[Extracted data entries]
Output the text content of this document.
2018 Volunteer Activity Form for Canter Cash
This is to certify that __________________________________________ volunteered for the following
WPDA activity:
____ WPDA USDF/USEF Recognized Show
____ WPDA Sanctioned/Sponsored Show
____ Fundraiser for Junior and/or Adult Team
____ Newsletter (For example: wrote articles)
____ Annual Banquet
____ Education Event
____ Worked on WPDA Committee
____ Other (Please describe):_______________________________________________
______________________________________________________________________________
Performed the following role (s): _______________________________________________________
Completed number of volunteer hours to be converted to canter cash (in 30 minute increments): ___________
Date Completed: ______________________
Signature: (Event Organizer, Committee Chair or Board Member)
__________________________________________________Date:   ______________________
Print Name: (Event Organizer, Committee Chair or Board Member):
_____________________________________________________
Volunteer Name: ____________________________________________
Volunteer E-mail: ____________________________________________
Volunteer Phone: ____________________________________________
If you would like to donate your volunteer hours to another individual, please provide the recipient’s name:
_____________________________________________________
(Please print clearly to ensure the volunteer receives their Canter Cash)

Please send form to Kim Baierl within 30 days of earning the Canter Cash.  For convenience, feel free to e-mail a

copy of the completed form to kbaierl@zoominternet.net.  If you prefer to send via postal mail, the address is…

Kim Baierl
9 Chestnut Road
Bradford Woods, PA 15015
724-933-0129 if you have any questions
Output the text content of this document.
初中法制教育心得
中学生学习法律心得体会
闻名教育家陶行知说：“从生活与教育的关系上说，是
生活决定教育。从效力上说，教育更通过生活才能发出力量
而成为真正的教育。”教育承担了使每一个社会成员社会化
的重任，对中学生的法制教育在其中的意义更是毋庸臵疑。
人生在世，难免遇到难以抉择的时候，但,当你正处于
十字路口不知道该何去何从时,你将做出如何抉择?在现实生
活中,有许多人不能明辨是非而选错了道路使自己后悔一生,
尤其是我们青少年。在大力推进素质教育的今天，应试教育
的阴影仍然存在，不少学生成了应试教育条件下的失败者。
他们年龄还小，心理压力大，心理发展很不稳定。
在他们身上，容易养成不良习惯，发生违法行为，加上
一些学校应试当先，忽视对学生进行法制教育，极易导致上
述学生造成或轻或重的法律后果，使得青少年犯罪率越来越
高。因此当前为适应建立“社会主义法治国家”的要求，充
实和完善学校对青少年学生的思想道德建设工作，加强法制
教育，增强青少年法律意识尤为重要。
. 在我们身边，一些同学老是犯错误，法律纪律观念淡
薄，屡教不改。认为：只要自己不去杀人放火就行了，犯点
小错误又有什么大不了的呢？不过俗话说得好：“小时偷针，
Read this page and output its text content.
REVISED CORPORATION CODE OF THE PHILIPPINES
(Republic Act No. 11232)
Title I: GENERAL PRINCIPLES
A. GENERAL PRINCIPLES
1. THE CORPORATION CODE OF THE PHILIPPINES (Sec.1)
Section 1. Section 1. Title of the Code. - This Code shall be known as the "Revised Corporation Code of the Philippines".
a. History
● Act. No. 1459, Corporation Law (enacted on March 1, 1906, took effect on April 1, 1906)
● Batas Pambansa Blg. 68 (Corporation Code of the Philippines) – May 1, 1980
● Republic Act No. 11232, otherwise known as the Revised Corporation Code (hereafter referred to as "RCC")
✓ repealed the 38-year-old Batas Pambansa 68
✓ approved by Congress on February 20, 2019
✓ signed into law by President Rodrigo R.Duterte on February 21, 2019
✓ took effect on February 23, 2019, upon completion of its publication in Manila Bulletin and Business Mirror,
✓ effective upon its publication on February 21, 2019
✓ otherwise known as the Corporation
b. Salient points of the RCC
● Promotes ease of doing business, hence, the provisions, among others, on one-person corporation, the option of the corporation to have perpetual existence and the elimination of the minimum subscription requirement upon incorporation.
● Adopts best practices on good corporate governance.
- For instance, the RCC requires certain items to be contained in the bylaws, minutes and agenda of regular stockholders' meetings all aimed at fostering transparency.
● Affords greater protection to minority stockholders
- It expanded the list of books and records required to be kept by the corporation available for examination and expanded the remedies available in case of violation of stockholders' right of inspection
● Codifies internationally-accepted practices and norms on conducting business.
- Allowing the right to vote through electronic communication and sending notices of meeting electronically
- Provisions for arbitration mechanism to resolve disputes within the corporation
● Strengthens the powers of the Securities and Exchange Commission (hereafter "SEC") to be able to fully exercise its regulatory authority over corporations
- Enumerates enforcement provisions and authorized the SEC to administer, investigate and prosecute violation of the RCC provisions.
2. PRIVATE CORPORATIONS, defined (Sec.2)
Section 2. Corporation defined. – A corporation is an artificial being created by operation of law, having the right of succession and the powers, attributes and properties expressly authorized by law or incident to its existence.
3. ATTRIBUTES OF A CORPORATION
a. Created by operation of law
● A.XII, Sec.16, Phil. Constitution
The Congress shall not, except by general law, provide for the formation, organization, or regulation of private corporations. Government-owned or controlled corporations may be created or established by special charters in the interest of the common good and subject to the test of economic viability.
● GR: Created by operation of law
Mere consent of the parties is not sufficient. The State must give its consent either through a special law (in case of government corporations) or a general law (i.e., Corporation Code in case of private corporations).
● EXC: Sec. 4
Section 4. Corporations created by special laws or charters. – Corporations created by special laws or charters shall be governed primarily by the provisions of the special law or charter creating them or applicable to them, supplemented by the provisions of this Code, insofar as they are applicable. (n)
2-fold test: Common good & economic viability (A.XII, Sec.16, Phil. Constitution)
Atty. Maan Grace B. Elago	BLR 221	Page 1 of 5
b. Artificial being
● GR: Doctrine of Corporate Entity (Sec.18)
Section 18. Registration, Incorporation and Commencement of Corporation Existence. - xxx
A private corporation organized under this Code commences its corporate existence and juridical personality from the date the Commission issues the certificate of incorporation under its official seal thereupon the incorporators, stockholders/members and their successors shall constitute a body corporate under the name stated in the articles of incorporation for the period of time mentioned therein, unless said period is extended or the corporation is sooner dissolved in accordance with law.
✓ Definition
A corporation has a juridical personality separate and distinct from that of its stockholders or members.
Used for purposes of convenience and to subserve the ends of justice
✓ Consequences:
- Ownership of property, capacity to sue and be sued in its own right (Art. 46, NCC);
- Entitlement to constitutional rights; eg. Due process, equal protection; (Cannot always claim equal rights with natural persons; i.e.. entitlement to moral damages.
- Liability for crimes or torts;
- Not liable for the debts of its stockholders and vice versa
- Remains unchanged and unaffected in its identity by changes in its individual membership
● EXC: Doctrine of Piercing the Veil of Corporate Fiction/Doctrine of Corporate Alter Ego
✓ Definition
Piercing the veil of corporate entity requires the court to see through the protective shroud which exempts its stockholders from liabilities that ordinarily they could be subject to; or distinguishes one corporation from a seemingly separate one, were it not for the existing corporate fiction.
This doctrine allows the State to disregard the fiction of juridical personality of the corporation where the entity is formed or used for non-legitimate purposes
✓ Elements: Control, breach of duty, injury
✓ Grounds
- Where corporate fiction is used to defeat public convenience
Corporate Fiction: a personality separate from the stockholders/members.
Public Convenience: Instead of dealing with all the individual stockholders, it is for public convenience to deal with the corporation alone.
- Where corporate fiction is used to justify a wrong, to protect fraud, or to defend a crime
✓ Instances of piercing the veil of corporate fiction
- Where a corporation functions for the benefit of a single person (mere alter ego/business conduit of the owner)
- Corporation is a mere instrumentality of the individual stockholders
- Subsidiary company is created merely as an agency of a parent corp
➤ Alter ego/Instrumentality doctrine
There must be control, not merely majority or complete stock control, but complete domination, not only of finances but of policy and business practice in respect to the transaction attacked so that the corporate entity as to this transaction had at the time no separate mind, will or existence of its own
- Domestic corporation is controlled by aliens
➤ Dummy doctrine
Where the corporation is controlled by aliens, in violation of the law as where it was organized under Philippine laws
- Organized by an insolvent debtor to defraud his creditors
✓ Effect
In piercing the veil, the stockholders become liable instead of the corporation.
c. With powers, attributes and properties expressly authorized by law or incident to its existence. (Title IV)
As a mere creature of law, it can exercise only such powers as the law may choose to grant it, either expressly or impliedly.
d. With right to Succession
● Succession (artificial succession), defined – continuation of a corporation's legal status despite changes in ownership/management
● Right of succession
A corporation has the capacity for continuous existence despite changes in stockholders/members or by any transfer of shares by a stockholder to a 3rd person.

PROBLEM STATEMENT: Find the word "good" in the entries, and copy every line it shows up in.

WRITTEN RESPONSE:
● Adopts best practices on good corporate governance.
The Congress shall not, except by general law, provide for the formation, organization, or regulation of private corporations. Government-owned or controlled corporations may be created or established by special charters in the interest of the common good and subject to the test of economic viability.
2-fold test: Common good & economic viability (A.XII, Sec.16, Phil. Constitution)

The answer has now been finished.